* [The problem]: Each line of the material below should be reproduced exactly.

■ ■ ■ ■ ■ ■ ■

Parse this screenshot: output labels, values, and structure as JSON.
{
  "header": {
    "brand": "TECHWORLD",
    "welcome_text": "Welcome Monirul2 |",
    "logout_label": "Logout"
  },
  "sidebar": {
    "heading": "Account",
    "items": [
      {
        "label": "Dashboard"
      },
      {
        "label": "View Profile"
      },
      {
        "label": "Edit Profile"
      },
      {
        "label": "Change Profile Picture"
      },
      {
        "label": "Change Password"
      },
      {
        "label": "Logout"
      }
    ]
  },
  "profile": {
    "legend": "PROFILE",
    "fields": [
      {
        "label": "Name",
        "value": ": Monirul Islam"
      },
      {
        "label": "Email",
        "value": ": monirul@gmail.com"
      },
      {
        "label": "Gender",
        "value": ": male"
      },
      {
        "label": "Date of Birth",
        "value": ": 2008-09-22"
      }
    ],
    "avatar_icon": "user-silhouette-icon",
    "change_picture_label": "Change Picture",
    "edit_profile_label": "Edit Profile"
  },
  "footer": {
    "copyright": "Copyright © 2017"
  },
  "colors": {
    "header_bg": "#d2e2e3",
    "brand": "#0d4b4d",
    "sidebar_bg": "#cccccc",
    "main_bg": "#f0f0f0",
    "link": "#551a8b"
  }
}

■ ■ ■ ■ ■ ■ ■

* [Answer to the task]:
Parse this screenshot: output labels, values, and structure as JSON.
{
  "header": {
    "brand": "TECHWORLD",
    "welcome_text": "Welcome Monirul2 |",
    "logout_label": "Logout"
  },
  "sidebar": {
    "heading": "Account",
    "items": [
      {
        "label": "Dashboard"
      },
      {
        "label": "View Profile"
      },
      {
        "label": "Edit Profile"
      },
      {
        "label": "Change Profile Picture"
      },
      {
        "label": "Change Password"
      },
      {
        "label": "Logout"
      }
    ]
  },
  "profile": {
    "legend": "PROFILE",
    "fields": [
      {
        "label": "Name",
        "value": ": Monirul Islam"
      },
      {
        "label": "Email",
        "value": ": monirul@gmail.com"
      },
      {
        "label": "Gender",
        "value": ": male"
      },
      {
        "label": "Date of Birth",
        "value": ": 2008-09-22"
      }
    ],
    "avatar_icon": "user-silhouette-icon",
    "change_picture_label": "Change Picture",
    "edit_profile_label": "Edit Profile"
  },
  "footer": {
    "copyright": "Copyright © 2017"
  },
  "colors": {
    "header_bg": "#d2e2e3",
    "brand": "#0d4b4d",
    "sidebar_bg": "#cccccc",
    "main_bg": "#f0f0f0",
    "link": "#551a8b"
  }
}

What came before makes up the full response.